Look through the records that follow. Copy every line containing the word "neck".

- [Dataset rows]:
• • • • •

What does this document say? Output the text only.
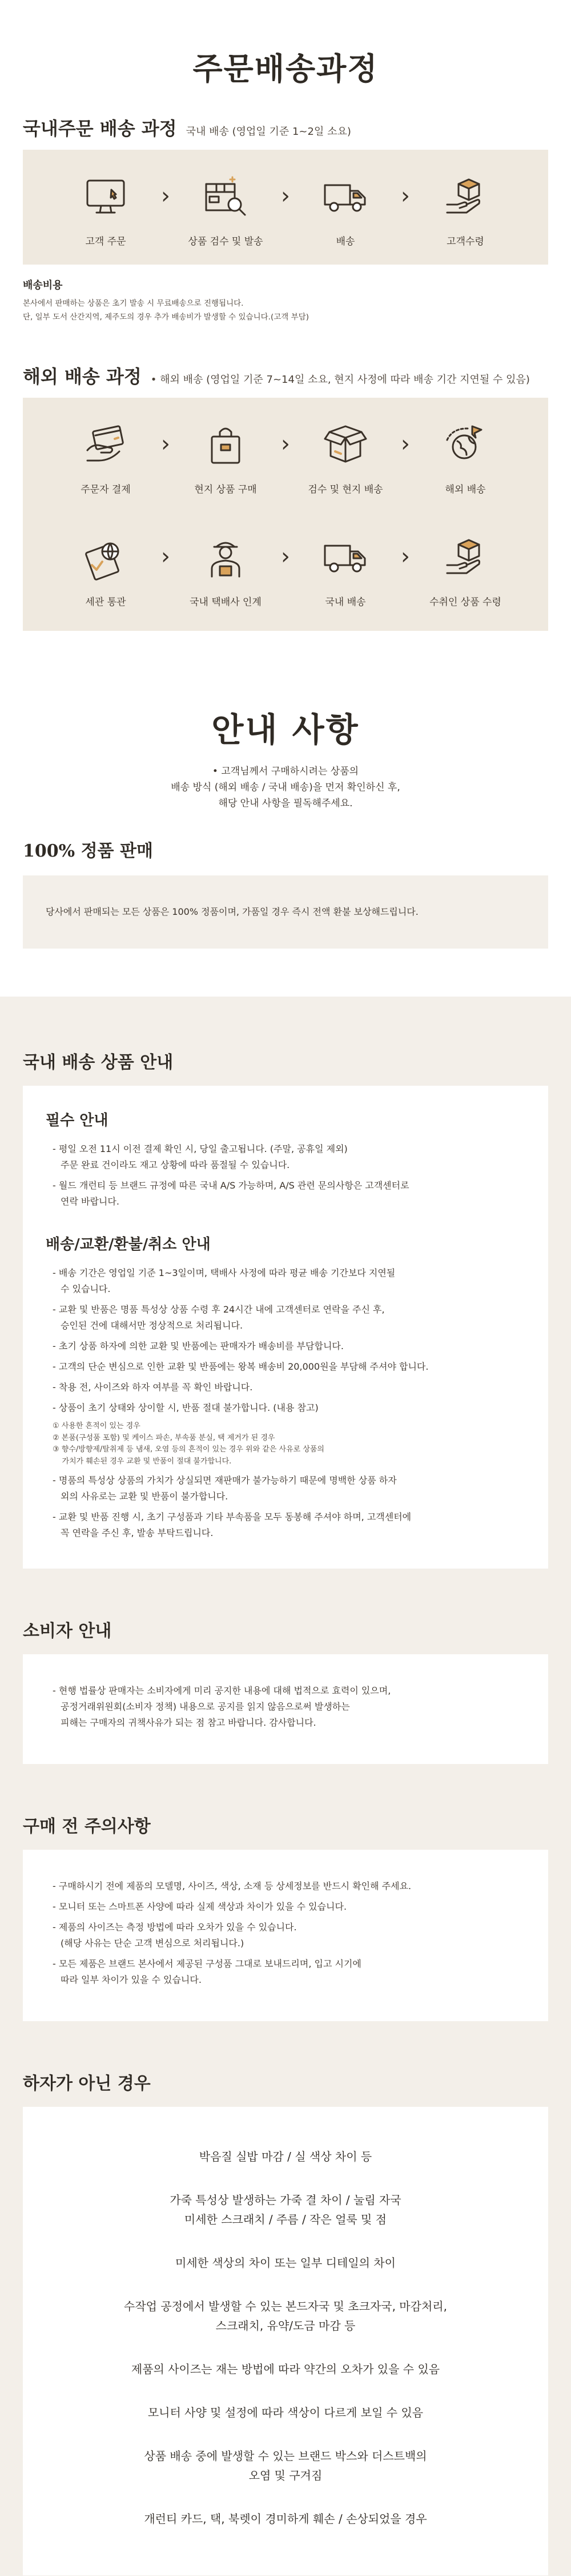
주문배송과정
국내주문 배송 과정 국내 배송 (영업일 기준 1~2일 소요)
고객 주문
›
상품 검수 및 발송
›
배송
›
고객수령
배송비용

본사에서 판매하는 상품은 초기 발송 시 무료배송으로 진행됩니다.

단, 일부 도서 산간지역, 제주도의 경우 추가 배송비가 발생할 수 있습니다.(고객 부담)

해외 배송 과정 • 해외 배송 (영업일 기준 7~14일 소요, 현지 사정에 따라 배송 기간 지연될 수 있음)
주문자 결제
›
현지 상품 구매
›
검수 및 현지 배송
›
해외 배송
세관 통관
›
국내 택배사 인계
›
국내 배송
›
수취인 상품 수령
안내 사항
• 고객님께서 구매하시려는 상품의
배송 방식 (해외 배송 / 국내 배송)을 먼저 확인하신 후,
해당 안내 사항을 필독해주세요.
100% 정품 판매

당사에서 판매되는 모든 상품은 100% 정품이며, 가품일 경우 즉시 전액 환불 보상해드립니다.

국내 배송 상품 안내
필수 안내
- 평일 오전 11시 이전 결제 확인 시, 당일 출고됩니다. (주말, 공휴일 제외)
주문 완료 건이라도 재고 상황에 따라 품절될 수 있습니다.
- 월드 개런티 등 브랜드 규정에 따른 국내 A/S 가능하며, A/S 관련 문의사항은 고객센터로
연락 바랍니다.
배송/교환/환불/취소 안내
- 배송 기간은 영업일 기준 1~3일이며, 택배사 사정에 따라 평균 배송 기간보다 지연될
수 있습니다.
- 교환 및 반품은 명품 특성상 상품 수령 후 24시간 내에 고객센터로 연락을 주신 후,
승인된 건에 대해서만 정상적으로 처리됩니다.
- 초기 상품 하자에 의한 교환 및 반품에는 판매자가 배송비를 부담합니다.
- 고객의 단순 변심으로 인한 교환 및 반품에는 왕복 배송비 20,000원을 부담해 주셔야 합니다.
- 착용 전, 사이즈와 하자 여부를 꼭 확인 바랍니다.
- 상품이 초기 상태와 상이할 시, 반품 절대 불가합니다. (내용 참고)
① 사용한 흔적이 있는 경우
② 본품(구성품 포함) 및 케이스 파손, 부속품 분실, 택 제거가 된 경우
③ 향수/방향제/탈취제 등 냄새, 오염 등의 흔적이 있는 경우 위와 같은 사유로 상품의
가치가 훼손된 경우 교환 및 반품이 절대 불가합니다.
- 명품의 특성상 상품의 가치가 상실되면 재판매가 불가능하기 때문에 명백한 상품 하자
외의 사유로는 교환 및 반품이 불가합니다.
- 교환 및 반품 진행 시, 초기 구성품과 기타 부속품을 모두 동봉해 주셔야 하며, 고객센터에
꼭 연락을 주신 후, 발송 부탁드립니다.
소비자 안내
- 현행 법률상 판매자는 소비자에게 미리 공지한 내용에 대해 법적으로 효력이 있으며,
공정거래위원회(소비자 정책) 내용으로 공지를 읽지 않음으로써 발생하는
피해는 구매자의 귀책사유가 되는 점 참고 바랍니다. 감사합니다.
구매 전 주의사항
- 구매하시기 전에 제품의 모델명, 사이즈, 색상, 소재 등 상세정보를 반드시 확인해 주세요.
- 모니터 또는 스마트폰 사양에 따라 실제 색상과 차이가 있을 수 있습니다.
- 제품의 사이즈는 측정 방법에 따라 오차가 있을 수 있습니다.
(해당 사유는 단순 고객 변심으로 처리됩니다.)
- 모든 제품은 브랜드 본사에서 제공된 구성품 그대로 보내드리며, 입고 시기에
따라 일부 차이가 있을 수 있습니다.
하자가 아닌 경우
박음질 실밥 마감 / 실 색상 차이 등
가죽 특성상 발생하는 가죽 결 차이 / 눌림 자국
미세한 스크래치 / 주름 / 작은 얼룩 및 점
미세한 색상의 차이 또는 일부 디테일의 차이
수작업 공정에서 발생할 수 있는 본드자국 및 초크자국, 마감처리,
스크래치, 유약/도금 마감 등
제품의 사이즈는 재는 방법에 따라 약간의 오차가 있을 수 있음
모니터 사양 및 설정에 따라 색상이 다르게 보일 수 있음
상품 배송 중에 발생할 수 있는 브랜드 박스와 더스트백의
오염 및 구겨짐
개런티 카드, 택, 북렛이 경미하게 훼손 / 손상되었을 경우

• • • • •

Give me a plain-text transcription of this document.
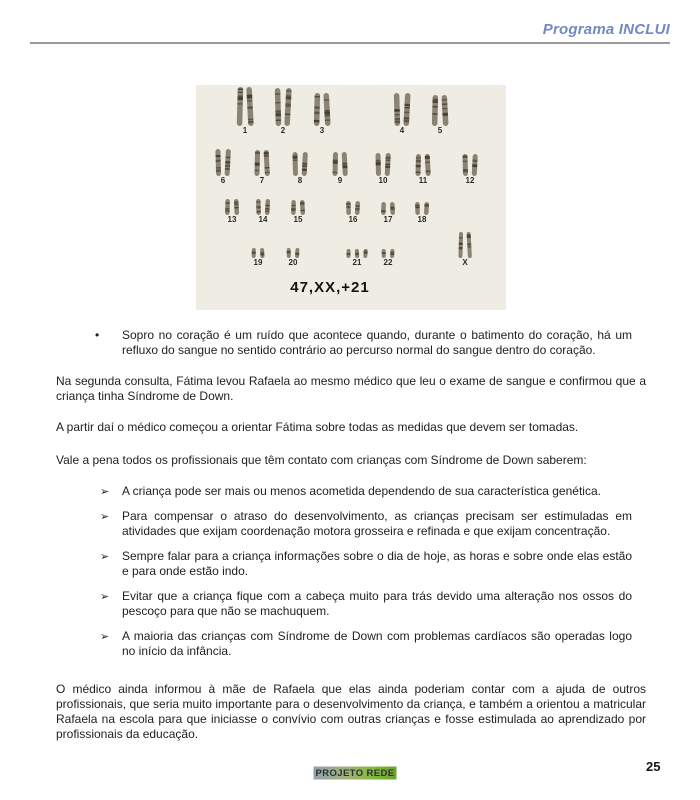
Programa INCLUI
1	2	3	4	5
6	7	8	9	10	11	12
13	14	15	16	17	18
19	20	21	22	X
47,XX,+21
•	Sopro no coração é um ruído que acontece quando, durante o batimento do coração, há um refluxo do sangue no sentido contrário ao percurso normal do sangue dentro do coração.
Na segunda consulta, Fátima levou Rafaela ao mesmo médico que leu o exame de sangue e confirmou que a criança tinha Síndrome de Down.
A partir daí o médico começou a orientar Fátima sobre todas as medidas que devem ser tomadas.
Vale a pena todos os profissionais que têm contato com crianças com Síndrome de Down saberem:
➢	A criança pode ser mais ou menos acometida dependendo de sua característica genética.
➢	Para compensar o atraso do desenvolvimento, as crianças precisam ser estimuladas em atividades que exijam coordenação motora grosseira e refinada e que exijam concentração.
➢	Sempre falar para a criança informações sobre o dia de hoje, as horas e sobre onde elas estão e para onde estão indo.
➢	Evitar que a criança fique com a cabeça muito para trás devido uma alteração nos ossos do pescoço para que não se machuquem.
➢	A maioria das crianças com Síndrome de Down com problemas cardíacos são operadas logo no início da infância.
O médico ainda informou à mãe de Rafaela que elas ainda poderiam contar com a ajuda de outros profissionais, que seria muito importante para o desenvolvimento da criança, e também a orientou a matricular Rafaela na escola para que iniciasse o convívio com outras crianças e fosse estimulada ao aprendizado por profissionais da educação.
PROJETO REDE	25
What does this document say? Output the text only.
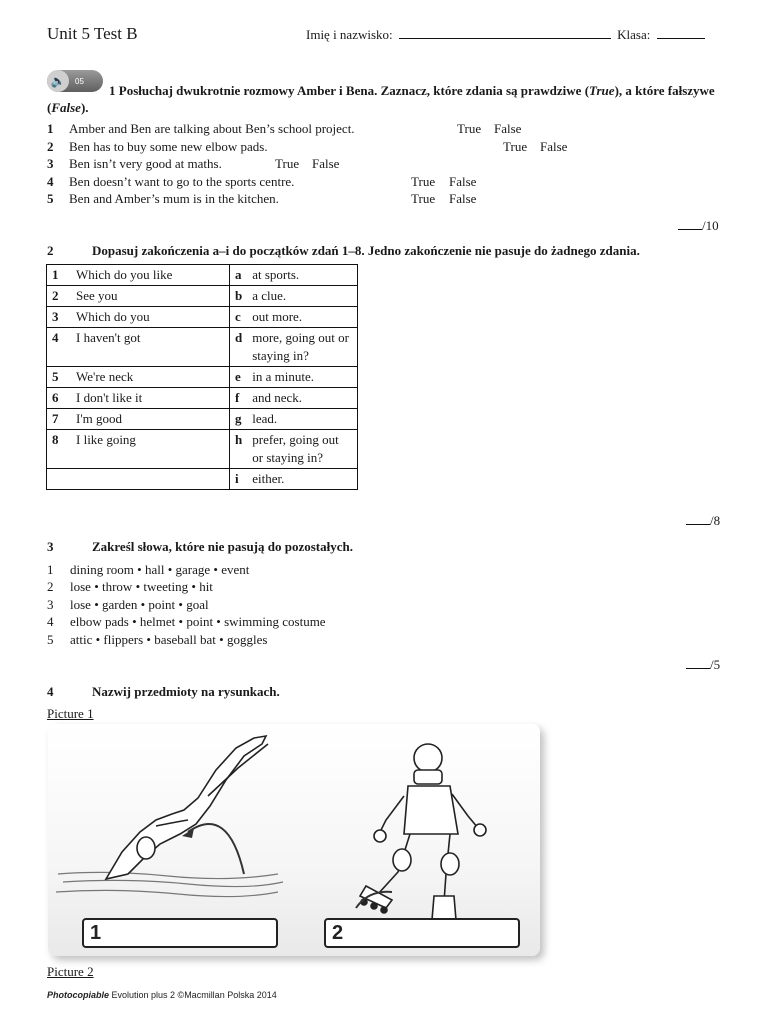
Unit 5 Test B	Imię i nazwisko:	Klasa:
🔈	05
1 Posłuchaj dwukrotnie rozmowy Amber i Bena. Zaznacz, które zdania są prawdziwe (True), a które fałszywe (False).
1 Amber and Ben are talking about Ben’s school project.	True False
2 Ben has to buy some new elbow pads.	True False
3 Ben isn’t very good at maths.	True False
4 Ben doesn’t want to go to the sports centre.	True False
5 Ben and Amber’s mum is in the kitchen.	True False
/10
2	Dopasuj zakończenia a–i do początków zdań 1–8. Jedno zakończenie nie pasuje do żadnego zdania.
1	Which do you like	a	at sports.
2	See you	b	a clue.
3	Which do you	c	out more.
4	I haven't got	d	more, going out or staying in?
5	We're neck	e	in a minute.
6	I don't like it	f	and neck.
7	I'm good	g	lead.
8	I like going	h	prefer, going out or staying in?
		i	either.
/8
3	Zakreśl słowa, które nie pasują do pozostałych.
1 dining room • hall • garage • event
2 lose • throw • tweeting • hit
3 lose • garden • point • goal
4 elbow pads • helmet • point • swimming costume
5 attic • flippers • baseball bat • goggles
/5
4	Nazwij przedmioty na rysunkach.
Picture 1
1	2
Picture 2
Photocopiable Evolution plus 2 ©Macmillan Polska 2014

• • • • •

- [The reply]:
5	We're neck	e	in a minute.
6	I don't like it	f	and neck.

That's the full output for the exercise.